> _EXERCISE GOAL_
Look for the string "name" in every line, and copy each line that has it.

> _RECORD EXCERPTS_
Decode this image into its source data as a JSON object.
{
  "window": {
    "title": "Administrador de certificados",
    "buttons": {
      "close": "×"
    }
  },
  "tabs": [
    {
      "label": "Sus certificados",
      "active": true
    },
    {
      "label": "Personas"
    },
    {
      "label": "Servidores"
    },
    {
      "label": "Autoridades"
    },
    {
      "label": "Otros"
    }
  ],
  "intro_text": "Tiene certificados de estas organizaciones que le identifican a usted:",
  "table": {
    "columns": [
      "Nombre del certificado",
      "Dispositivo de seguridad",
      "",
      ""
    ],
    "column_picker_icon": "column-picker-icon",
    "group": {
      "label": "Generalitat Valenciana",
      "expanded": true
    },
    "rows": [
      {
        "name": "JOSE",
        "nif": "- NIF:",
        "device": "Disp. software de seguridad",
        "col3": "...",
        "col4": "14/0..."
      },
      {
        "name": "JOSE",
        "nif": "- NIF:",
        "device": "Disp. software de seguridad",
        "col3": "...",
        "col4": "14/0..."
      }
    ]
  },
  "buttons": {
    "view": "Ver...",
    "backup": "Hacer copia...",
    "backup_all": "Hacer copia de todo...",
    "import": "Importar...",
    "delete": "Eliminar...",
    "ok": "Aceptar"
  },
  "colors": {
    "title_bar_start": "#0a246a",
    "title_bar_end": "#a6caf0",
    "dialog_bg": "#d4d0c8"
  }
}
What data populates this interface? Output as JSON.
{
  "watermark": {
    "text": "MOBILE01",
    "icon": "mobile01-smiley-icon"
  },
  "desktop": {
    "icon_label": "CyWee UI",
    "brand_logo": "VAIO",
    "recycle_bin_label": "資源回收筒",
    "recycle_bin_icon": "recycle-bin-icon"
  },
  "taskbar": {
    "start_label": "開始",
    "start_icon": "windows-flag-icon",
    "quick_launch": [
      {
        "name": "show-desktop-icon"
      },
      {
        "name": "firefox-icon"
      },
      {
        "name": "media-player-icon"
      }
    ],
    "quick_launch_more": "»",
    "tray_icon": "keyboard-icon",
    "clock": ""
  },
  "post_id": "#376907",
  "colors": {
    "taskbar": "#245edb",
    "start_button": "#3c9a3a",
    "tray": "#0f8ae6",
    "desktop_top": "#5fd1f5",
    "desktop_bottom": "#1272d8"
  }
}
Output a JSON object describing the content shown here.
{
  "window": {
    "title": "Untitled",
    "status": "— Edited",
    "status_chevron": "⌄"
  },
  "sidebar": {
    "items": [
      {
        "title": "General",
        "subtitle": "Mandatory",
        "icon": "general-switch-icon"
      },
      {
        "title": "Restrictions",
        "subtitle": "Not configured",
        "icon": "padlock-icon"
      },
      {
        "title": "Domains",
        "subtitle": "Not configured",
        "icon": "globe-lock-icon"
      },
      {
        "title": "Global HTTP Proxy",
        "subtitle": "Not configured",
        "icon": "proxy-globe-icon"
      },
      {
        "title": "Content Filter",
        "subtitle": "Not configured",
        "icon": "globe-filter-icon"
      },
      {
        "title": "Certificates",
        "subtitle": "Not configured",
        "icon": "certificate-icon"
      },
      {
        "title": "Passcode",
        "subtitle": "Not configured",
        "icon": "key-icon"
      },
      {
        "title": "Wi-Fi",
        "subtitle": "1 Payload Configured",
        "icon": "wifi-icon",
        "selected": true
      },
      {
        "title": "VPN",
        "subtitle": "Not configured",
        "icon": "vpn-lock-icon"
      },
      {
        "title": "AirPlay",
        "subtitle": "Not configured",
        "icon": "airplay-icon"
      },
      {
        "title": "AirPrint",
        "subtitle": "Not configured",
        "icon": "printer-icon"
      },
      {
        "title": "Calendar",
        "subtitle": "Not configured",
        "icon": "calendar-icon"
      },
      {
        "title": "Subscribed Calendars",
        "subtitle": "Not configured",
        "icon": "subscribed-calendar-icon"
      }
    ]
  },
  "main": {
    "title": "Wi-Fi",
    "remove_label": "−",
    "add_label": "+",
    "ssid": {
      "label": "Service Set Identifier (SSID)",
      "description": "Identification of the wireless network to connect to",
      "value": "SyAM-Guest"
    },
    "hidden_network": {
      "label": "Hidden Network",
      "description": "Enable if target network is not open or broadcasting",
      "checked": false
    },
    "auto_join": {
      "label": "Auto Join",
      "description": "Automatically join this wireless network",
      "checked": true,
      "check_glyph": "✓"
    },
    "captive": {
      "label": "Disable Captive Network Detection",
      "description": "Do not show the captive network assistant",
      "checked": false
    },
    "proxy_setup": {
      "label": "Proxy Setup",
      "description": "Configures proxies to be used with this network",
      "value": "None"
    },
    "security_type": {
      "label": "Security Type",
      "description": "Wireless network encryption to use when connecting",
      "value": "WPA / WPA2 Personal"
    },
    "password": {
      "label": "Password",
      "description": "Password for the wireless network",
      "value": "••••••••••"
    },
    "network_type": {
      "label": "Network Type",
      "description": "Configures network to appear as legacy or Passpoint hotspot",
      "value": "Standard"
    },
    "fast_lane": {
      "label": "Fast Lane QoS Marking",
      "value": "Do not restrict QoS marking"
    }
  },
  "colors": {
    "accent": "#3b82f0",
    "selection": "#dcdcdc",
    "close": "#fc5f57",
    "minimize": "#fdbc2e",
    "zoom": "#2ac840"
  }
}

> _FULL SOLUTION_
        "name": "JOSE",
        "name": "JOSE",
        "name": "show-desktop-icon"
        "name": "firefox-icon"
        "name": "media-player-icon"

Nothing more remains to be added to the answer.